Where a line holds "into", copy it.

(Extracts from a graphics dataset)
Begin

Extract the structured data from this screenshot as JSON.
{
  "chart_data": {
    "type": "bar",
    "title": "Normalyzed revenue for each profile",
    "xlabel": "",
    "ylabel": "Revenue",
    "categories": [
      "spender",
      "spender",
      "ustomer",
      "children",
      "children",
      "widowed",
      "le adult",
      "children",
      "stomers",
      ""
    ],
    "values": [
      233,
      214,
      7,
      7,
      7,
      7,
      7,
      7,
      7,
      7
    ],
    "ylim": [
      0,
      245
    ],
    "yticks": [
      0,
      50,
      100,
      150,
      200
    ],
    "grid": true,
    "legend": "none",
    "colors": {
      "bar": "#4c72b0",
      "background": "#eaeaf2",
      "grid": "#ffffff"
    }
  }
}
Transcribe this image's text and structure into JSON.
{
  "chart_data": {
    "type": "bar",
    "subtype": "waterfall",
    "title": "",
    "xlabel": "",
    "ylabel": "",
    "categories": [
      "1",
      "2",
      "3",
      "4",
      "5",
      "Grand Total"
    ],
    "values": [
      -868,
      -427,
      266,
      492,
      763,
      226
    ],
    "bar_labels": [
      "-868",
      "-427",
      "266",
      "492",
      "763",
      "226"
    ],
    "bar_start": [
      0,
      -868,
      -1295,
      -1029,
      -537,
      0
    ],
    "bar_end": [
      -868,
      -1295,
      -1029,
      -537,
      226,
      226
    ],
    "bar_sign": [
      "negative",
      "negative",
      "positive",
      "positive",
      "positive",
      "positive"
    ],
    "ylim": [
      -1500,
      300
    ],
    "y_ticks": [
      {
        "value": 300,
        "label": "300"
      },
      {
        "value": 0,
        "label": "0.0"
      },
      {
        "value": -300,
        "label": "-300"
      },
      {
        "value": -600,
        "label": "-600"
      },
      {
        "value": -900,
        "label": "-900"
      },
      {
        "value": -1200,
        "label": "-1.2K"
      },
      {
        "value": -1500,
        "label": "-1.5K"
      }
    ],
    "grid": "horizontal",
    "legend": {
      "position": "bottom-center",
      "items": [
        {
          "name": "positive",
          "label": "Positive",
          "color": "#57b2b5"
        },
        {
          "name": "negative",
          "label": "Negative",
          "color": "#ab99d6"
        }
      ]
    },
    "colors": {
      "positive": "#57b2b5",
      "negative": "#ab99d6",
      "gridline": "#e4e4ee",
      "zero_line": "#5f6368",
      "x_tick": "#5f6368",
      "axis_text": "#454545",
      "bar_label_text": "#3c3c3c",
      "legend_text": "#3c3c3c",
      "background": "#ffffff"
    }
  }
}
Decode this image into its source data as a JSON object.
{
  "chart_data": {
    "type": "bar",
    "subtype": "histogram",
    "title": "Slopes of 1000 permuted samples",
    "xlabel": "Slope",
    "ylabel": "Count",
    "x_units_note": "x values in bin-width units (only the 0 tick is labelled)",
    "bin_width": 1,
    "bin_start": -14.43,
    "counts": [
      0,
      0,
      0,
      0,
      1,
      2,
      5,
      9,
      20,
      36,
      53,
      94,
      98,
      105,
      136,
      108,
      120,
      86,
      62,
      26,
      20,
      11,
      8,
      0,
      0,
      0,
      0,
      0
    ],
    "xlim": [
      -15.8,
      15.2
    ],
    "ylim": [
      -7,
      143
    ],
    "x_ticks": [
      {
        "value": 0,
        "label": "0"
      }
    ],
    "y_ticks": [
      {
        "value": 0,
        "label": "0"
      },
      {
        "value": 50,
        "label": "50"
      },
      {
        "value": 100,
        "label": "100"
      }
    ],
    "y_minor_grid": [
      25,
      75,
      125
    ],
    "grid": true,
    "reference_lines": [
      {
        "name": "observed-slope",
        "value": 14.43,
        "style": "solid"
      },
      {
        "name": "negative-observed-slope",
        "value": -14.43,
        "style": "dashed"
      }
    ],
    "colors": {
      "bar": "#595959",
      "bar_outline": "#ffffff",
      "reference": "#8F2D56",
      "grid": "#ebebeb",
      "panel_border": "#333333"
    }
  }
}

End

WRITTEN ANSWER –
Transcribe this image's text and structure into JSON.
Decode this image into its source data as a JSON object.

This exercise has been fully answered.